CHALLENGE =
For each line that holds "Compliance", copy the line out.

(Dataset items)
┄┄┄┄┄┄┄┄┄┄┄┄┄┄┄┄┄┄┄┄

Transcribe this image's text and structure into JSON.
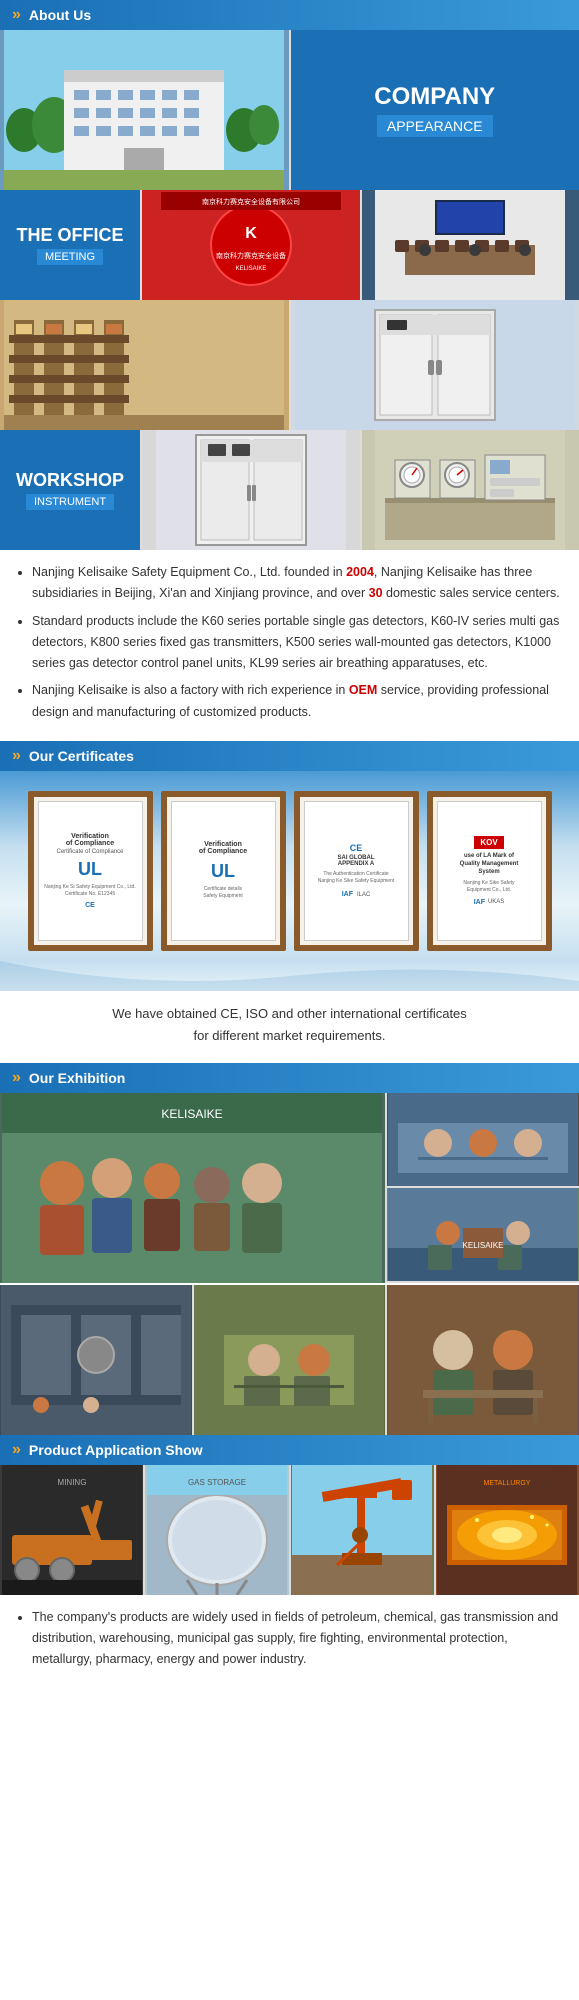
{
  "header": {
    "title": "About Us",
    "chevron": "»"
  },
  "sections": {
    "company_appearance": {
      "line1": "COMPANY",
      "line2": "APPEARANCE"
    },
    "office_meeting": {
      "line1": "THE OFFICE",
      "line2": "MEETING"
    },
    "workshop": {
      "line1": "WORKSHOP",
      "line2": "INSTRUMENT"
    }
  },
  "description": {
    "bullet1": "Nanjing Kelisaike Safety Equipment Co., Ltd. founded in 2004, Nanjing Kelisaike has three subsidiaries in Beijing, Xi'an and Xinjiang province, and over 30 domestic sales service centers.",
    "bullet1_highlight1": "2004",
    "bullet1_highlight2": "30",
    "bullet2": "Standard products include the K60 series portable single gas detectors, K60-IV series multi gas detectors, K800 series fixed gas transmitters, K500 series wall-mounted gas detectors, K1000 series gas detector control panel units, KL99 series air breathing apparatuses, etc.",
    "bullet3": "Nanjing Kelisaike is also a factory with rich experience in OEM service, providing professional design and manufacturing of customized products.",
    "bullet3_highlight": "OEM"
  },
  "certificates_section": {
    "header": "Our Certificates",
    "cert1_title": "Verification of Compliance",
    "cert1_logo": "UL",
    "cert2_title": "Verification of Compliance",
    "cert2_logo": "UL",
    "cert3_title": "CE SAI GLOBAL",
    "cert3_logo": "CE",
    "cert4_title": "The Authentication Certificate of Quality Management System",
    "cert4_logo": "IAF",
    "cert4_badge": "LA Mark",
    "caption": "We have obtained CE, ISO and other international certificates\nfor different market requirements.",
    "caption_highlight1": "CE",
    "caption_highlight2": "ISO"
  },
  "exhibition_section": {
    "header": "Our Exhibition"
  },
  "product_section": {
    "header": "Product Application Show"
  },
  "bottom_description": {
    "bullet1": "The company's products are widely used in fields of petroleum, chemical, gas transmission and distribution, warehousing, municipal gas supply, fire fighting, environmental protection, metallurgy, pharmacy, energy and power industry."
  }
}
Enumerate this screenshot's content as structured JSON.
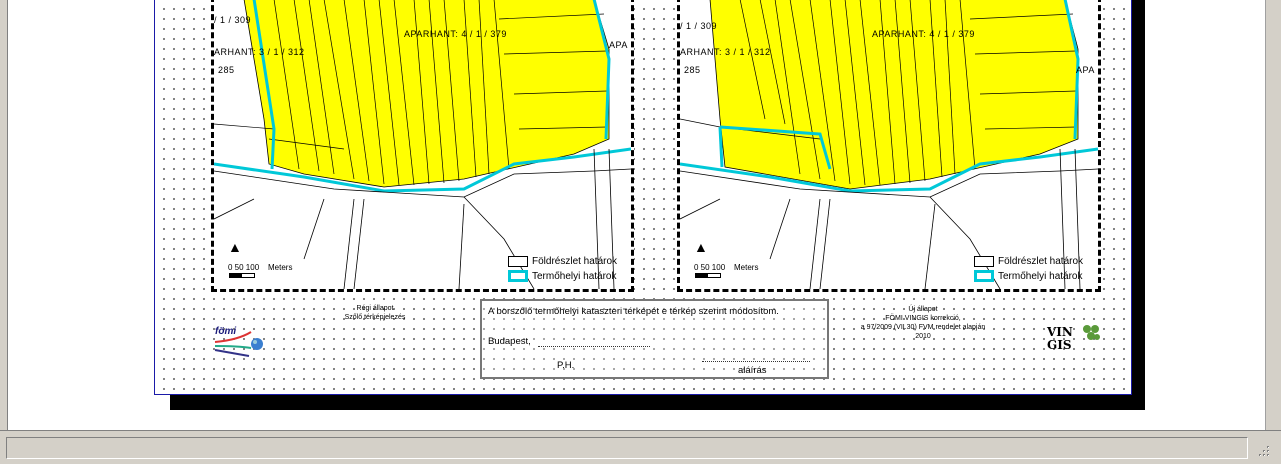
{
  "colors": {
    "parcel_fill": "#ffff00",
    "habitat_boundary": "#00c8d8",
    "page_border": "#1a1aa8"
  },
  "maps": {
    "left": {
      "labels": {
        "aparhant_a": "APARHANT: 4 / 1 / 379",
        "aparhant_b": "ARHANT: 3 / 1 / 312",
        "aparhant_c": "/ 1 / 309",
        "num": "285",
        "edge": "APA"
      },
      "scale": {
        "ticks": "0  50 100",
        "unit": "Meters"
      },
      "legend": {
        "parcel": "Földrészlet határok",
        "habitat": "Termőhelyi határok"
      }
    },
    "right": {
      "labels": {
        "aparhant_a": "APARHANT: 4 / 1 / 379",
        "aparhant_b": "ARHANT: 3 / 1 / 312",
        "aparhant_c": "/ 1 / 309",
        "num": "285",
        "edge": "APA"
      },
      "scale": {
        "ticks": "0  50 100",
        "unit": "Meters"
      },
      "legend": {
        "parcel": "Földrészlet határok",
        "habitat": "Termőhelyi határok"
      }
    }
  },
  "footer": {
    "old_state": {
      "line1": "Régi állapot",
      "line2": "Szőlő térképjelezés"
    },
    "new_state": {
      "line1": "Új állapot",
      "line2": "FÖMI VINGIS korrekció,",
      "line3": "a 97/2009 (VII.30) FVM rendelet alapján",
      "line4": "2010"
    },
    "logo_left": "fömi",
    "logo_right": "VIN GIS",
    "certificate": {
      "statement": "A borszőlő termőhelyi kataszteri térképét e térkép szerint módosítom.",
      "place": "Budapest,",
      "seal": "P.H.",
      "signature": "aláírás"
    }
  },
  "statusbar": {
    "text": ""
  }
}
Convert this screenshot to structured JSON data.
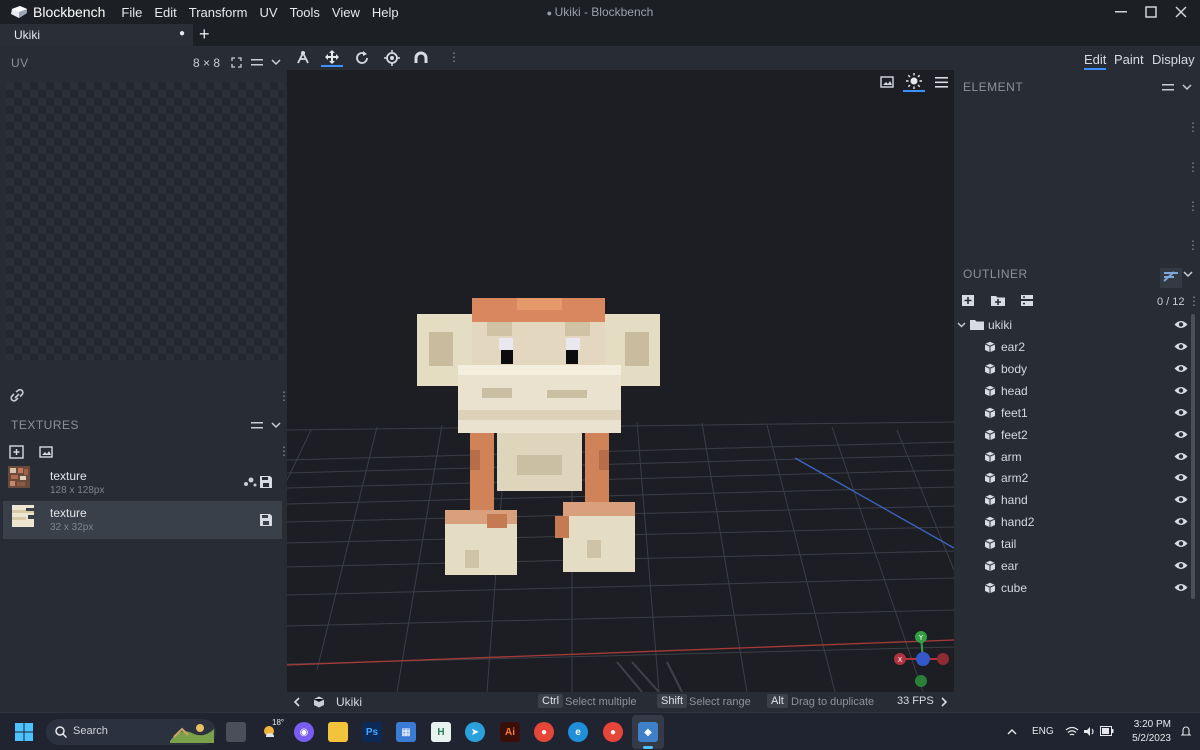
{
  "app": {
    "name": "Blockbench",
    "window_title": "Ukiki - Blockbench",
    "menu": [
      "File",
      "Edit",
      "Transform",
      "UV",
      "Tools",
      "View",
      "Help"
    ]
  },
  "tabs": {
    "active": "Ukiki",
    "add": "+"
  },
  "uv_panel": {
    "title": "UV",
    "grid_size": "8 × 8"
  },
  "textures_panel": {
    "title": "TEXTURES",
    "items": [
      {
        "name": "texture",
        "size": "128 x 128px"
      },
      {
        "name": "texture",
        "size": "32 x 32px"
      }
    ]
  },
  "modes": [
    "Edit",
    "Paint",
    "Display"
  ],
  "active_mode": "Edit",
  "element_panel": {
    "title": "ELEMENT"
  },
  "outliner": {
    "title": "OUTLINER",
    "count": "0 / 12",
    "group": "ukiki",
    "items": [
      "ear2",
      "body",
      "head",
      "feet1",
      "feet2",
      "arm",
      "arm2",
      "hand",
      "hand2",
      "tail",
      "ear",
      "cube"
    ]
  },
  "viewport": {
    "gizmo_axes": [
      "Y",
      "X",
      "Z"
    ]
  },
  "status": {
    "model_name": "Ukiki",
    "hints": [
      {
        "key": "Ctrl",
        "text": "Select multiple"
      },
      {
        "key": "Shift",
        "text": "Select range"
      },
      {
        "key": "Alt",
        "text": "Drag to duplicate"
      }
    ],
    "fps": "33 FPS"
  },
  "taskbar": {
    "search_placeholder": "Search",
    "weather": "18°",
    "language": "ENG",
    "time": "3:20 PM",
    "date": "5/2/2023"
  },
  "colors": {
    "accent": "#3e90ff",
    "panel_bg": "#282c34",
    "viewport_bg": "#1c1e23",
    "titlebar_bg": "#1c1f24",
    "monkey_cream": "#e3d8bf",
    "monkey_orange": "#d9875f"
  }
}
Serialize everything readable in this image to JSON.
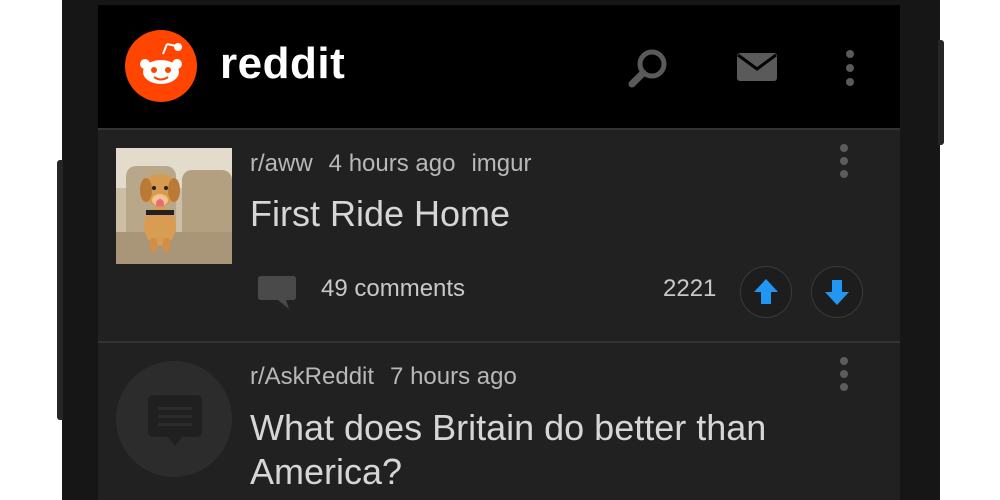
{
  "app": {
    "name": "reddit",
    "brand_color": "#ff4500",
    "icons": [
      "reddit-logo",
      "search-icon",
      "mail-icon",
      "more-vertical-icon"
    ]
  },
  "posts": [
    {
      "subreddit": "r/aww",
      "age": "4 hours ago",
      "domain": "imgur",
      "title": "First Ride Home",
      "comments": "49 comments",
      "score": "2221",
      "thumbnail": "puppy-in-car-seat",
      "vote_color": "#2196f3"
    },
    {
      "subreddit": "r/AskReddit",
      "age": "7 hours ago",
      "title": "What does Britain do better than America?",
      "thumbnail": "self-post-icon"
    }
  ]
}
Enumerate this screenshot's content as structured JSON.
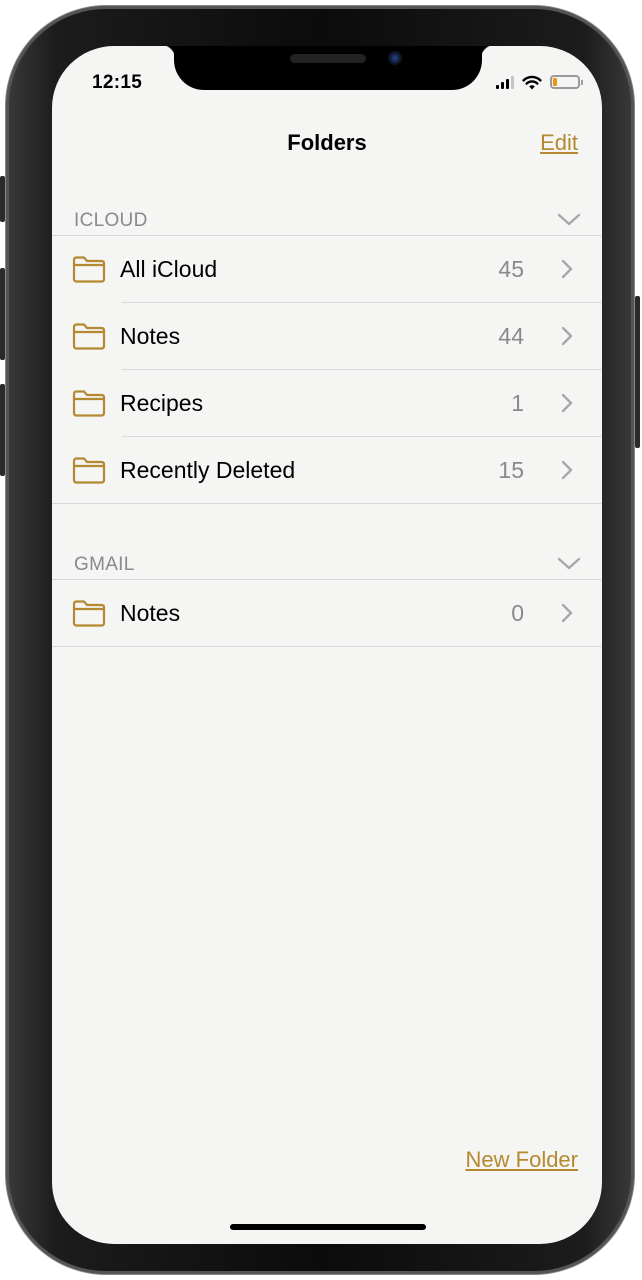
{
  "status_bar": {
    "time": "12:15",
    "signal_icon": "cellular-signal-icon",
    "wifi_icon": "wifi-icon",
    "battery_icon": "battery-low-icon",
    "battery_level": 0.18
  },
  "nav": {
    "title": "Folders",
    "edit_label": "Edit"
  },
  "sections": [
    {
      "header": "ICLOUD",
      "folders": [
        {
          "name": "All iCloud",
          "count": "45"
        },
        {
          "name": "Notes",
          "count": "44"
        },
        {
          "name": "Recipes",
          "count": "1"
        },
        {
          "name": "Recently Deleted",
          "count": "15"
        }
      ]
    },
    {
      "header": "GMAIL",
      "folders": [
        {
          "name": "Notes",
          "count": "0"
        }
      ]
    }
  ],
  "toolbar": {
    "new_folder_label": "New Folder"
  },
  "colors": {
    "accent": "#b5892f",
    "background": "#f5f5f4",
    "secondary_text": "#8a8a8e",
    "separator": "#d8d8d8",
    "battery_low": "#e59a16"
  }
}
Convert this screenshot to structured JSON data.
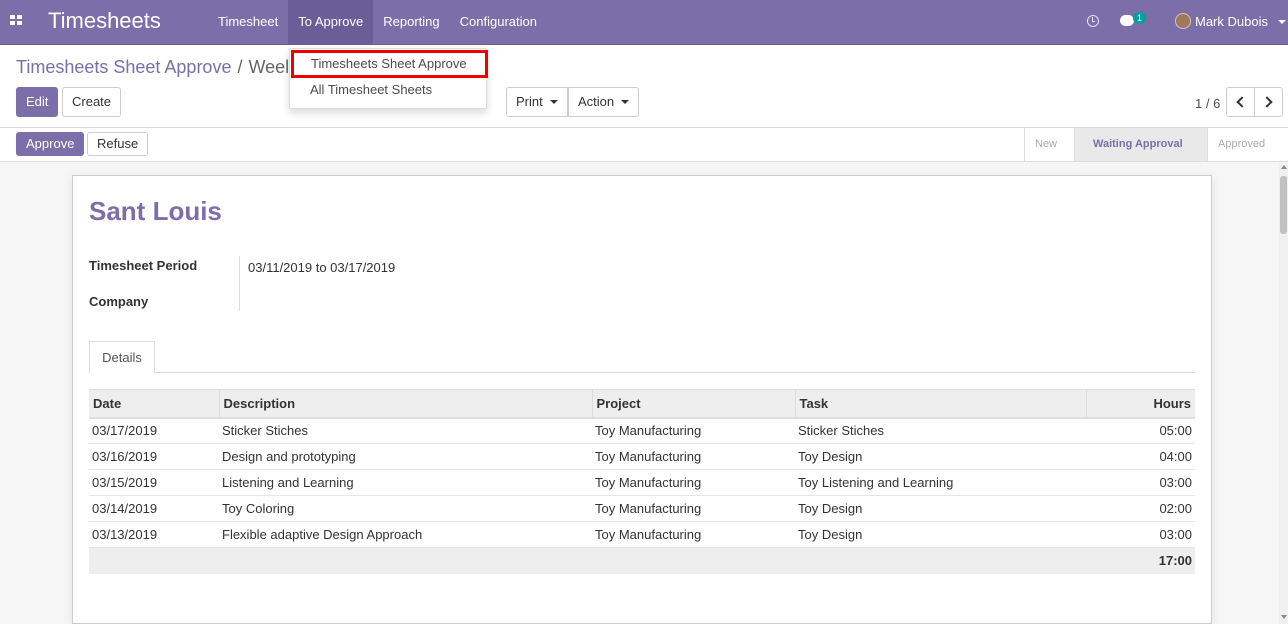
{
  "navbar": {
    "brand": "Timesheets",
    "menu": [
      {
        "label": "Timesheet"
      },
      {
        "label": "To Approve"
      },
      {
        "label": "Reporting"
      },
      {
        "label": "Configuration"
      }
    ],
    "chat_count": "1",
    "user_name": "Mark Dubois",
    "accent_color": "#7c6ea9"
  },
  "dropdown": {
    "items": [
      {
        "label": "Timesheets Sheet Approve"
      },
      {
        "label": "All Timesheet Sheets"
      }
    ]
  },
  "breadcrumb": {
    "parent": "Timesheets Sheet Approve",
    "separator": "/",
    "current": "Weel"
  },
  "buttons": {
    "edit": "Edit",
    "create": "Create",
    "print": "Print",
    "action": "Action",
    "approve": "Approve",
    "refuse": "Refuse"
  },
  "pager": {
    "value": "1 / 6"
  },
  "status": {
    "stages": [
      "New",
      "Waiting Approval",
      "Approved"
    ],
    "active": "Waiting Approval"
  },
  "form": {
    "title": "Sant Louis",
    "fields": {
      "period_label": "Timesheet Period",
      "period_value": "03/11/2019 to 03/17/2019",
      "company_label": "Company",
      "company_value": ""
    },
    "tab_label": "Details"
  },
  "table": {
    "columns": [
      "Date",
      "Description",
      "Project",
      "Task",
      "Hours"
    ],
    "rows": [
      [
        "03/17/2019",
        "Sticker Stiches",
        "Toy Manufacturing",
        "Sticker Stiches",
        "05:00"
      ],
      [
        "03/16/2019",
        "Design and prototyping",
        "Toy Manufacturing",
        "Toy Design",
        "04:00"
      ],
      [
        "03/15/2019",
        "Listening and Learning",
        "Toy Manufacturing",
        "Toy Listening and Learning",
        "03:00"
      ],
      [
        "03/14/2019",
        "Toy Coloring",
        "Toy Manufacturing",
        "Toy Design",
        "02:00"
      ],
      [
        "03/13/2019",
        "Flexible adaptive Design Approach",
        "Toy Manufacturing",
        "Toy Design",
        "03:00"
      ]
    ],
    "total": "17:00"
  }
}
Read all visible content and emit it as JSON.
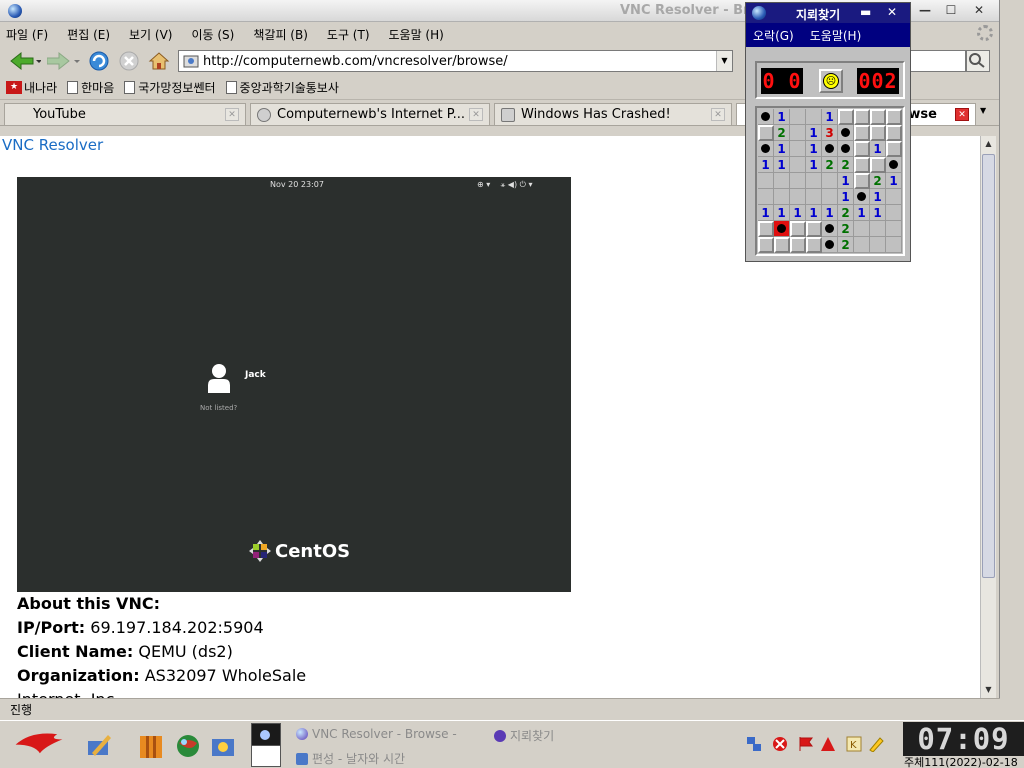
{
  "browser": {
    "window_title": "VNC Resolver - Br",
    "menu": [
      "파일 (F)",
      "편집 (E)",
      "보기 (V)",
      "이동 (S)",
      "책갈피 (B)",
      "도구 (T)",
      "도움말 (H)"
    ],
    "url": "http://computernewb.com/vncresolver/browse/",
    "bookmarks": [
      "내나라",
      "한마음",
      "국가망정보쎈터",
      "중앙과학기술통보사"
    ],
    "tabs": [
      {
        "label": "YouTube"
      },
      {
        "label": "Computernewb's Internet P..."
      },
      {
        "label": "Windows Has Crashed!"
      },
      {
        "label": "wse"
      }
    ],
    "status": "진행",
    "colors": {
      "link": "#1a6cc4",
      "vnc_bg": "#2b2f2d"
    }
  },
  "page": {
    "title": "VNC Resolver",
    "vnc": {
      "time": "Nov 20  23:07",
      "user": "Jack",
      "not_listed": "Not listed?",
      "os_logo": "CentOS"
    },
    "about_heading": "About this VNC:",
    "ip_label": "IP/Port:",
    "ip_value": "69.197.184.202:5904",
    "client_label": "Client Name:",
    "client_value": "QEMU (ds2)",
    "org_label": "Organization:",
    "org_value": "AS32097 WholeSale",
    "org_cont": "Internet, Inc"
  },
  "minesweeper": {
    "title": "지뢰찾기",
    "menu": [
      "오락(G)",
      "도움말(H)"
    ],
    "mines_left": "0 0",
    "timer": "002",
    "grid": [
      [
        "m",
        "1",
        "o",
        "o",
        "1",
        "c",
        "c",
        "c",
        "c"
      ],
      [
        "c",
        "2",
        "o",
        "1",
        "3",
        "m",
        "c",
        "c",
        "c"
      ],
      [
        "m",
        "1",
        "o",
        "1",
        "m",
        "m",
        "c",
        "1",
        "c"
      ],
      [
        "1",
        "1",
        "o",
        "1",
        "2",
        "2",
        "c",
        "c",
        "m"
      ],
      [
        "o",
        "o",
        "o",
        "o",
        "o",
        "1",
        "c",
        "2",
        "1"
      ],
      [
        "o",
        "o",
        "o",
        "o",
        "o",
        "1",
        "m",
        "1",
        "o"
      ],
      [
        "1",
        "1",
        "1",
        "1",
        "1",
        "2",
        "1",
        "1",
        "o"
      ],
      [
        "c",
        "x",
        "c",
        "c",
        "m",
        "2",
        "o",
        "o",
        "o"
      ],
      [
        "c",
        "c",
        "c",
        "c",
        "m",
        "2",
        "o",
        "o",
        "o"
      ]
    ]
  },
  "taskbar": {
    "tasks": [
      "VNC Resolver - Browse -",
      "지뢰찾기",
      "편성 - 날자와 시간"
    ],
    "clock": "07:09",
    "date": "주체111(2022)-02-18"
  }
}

┄┄┄┄┄┄┄┄┄┄┄┄┄┄┄┄┄┄┄┄

ANSWER TO THE EXERCISE =
    "cert1_title": "Verification of Compliance",
    "cert2_title": "Verification of Compliance",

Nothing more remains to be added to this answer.